╭─ Input data

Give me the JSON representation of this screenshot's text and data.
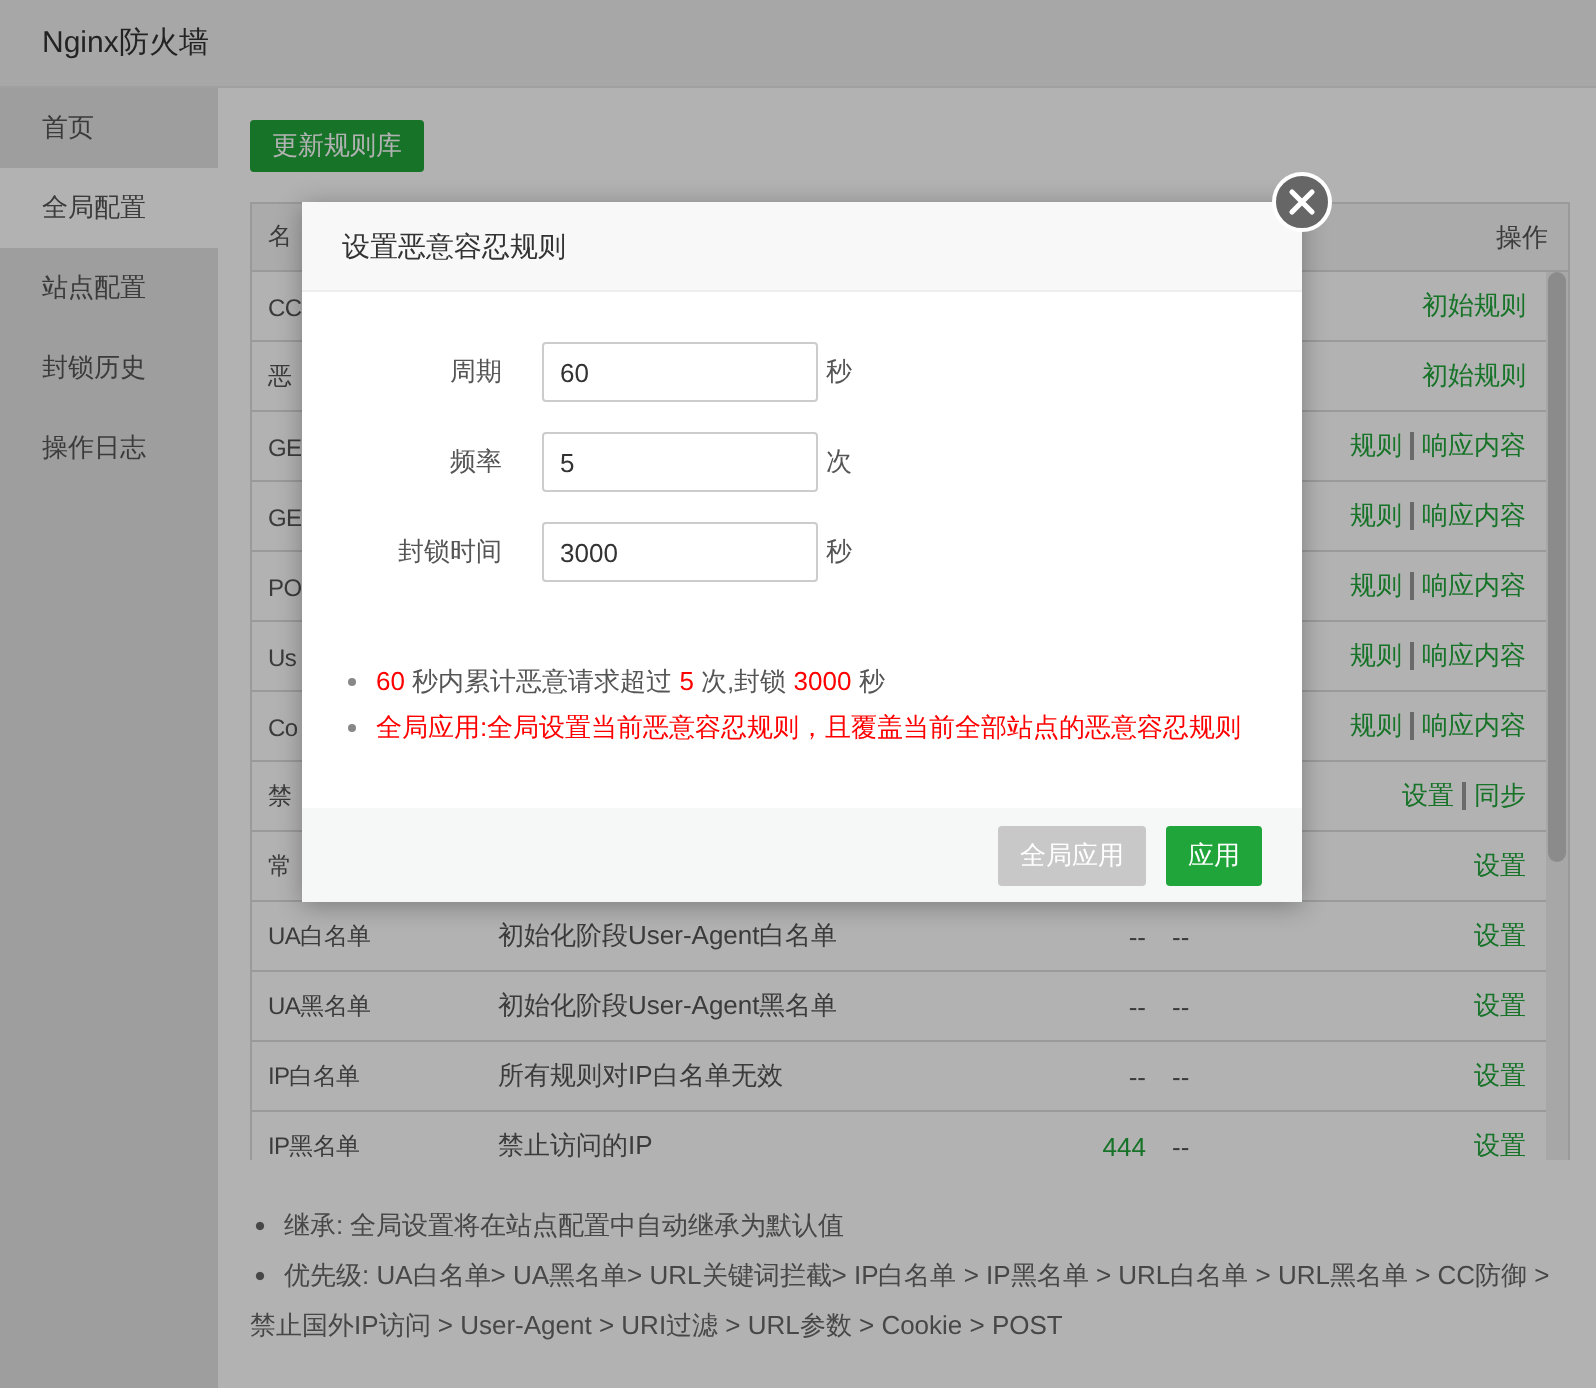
{
  "window": {
    "title": "Nginx防火墙"
  },
  "sidebar": {
    "items": [
      {
        "label": "首页",
        "selected": false
      },
      {
        "label": "全局配置",
        "selected": true
      },
      {
        "label": "站点配置",
        "selected": false
      },
      {
        "label": "封锁历史",
        "selected": false
      },
      {
        "label": "操作日志",
        "selected": false
      }
    ]
  },
  "toolbar": {
    "update_button": "更新规则库"
  },
  "table": {
    "columns": {
      "name": "名",
      "action": "操作"
    },
    "rows": [
      {
        "name": "CC",
        "actions": [
          "初始规则"
        ]
      },
      {
        "name": "恶",
        "actions": [
          "初始规则"
        ]
      },
      {
        "name": "GE",
        "actions": [
          "规则",
          "响应内容"
        ]
      },
      {
        "name": "GE",
        "actions": [
          "规则",
          "响应内容"
        ]
      },
      {
        "name": "PO",
        "actions": [
          "规则",
          "响应内容"
        ]
      },
      {
        "name": "Us",
        "actions": [
          "规则",
          "响应内容"
        ]
      },
      {
        "name": "Co",
        "actions": [
          "规则",
          "响应内容"
        ]
      },
      {
        "name": "禁",
        "actions": [
          "设置",
          "同步"
        ]
      },
      {
        "name": "常",
        "actions": [
          "设置"
        ]
      },
      {
        "name": "UA白名单",
        "description": "初始化阶段User-Agent白名单",
        "column_3": {
          "text": "--",
          "link": false
        },
        "column_4": "--",
        "actions": [
          "设置"
        ]
      },
      {
        "name": "UA黑名单",
        "description": "初始化阶段User-Agent黑名单",
        "column_3": {
          "text": "--",
          "link": false
        },
        "column_4": "--",
        "actions": [
          "设置"
        ]
      },
      {
        "name": "IP白名单",
        "description": "所有规则对IP白名单无效",
        "column_3": {
          "text": "--",
          "link": false
        },
        "column_4": "--",
        "actions": [
          "设置"
        ]
      },
      {
        "name": "IP黑名单",
        "description": "禁止访问的IP",
        "column_3": {
          "text": "444",
          "link": true
        },
        "column_4": "--",
        "actions": [
          "设置"
        ]
      }
    ]
  },
  "notes": [
    "继承: 全局设置将在站点配置中自动继承为默认值",
    "优先级: UA白名单> UA黑名单> URL关键词拦截> IP白名单 > IP黑名单 > URL白名单 > URL黑名单 > CC防御 > 禁止国外IP访问 > User-Agent > URI过滤 > URL参数 > Cookie > POST"
  ],
  "modal": {
    "title": "设置恶意容忍规则",
    "fields": [
      {
        "label": "周期",
        "value": "60",
        "unit": "秒"
      },
      {
        "label": "频率",
        "value": "5",
        "unit": "次"
      },
      {
        "label": "封锁时间",
        "value": "3000",
        "unit": "秒"
      }
    ],
    "summary": [
      {
        "text": "60",
        "emphasis": true
      },
      {
        "text": " 秒内累计恶意请求超过 ",
        "emphasis": false
      },
      {
        "text": "5",
        "emphasis": true
      },
      {
        "text": " 次,封锁 ",
        "emphasis": false
      },
      {
        "text": "3000",
        "emphasis": true
      },
      {
        "text": " 秒",
        "emphasis": false
      }
    ],
    "warning": "全局应用:全局设置当前恶意容忍规则，且覆盖当前全部站点的恶意容忍规则",
    "buttons": [
      {
        "label": "全局应用",
        "disabled": true
      },
      {
        "label": "应用",
        "disabled": false
      }
    ]
  }
}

╰─

What the task asks → Print the whole listing above once more, word for word, without its pictures.

Correct response →
Give me the JSON representation of this screenshot's text and data.
{
  "window": {
    "title": "Nginx防火墙"
  },
  "sidebar": {
    "items": [
      {
        "label": "首页",
        "selected": false
      },
      {
        "label": "全局配置",
        "selected": true
      },
      {
        "label": "站点配置",
        "selected": false
      },
      {
        "label": "封锁历史",
        "selected": false
      },
      {
        "label": "操作日志",
        "selected": false
      }
    ]
  },
  "toolbar": {
    "update_button": "更新规则库"
  },
  "table": {
    "columns": {
      "name": "名",
      "action": "操作"
    },
    "rows": [
      {
        "name": "CC",
        "actions": [
          "初始规则"
        ]
      },
      {
        "name": "恶",
        "actions": [
          "初始规则"
        ]
      },
      {
        "name": "GE",
        "actions": [
          "规则",
          "响应内容"
        ]
      },
      {
        "name": "GE",
        "actions": [
          "规则",
          "响应内容"
        ]
      },
      {
        "name": "PO",
        "actions": [
          "规则",
          "响应内容"
        ]
      },
      {
        "name": "Us",
        "actions": [
          "规则",
          "响应内容"
        ]
      },
      {
        "name": "Co",
        "actions": [
          "规则",
          "响应内容"
        ]
      },
      {
        "name": "禁",
        "actions": [
          "设置",
          "同步"
        ]
      },
      {
        "name": "常",
        "actions": [
          "设置"
        ]
      },
      {
        "name": "UA白名单",
        "description": "初始化阶段User-Agent白名单",
        "column_3": {
          "text": "--",
          "link": false
        },
        "column_4": "--",
        "actions": [
          "设置"
        ]
      },
      {
        "name": "UA黑名单",
        "description": "初始化阶段User-Agent黑名单",
        "column_3": {
          "text": "--",
          "link": false
        },
        "column_4": "--",
        "actions": [
          "设置"
        ]
      },
      {
        "name": "IP白名单",
        "description": "所有规则对IP白名单无效",
        "column_3": {
          "text": "--",
          "link": false
        },
        "column_4": "--",
        "actions": [
          "设置"
        ]
      },
      {
        "name": "IP黑名单",
        "description": "禁止访问的IP",
        "column_3": {
          "text": "444",
          "link": true
        },
        "column_4": "--",
        "actions": [
          "设置"
        ]
      }
    ]
  },
  "notes": [
    "继承: 全局设置将在站点配置中自动继承为默认值",
    "优先级: UA白名单> UA黑名单> URL关键词拦截> IP白名单 > IP黑名单 > URL白名单 > URL黑名单 > CC防御 > 禁止国外IP访问 > User-Agent > URI过滤 > URL参数 > Cookie > POST"
  ],
  "modal": {
    "title": "设置恶意容忍规则",
    "fields": [
      {
        "label": "周期",
        "value": "60",
        "unit": "秒"
      },
      {
        "label": "频率",
        "value": "5",
        "unit": "次"
      },
      {
        "label": "封锁时间",
        "value": "3000",
        "unit": "秒"
      }
    ],
    "summary": [
      {
        "text": "60",
        "emphasis": true
      },
      {
        "text": " 秒内累计恶意请求超过 ",
        "emphasis": false
      },
      {
        "text": "5",
        "emphasis": true
      },
      {
        "text": " 次,封锁 ",
        "emphasis": false
      },
      {
        "text": "3000",
        "emphasis": true
      },
      {
        "text": " 秒",
        "emphasis": false
      }
    ],
    "warning": "全局应用:全局设置当前恶意容忍规则，且覆盖当前全部站点的恶意容忍规则",
    "buttons": [
      {
        "label": "全局应用",
        "disabled": true
      },
      {
        "label": "应用",
        "disabled": false
      }
    ]
  }
}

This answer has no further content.